Data listing:

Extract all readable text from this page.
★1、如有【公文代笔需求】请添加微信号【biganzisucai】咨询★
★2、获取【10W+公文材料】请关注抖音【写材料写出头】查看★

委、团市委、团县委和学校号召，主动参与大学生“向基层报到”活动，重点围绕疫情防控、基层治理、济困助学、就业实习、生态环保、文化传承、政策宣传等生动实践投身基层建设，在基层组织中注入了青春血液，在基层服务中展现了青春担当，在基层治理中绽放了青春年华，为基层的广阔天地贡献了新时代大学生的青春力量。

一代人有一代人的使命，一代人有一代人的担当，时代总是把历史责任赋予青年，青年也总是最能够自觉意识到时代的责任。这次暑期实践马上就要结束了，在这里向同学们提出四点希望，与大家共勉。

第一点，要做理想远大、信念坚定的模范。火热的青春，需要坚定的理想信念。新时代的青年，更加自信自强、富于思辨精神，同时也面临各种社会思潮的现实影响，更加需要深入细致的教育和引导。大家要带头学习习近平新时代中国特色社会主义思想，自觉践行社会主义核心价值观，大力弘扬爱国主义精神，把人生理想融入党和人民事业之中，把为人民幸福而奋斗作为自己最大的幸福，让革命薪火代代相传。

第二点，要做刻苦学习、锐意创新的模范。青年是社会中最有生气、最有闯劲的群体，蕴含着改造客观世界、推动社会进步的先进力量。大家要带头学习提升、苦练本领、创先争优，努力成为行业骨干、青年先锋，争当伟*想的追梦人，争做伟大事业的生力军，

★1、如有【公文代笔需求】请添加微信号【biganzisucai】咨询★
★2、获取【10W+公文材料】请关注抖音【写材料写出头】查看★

* _Aim of the task_: Extract the listing in its entirety, matching it exactly.

* _Response to this task_:
Extract all readable text from this page.
★1、如有【公文代笔需求】请添加微信号【biganzisucai】咨询★
★2、获取【10W+公文材料】请关注抖音【写材料写出头】查看★

委、团市委、团县委和学校号召，主动参与大学生“向基层报到”活动，重点围绕疫情防控、基层治理、济困助学、就业实习、生态环保、文化传承、政策宣传等生动实践投身基层建设，在基层组织中注入了青春血液，在基层服务中展现了青春担当，在基层治理中绽放了青春年华，为基层的广阔天地贡献了新时代大学生的青春力量。

一代人有一代人的使命，一代人有一代人的担当，时代总是把历史责任赋予青年，青年也总是最能够自觉意识到时代的责任。这次暑期实践马上就要结束了，在这里向同学们提出四点希望，与大家共勉。

第一点，要做理想远大、信念坚定的模范。火热的青春，需要坚定的理想信念。新时代的青年，更加自信自强、富于思辨精神，同时也面临各种社会思潮的现实影响，更加需要深入细致的教育和引导。大家要带头学习习近平新时代中国特色社会主义思想，自觉践行社会主义核心价值观，大力弘扬爱国主义精神，把人生理想融入党和人民事业之中，把为人民幸福而奋斗作为自己最大的幸福，让革命薪火代代相传。

第二点，要做刻苦学习、锐意创新的模范。青年是社会中最有生气、最有闯劲的群体，蕴含着改造客观世界、推动社会进步的先进力量。大家要带头学习提升、苦练本领、创先争优，努力成为行业骨干、青年先锋，争当伟*想的追梦人，争做伟大事业的生力军，

★1、如有【公文代笔需求】请添加微信号【biganzisucai】咨询★
★2、获取【10W+公文材料】请关注抖音【写材料写出头】查看★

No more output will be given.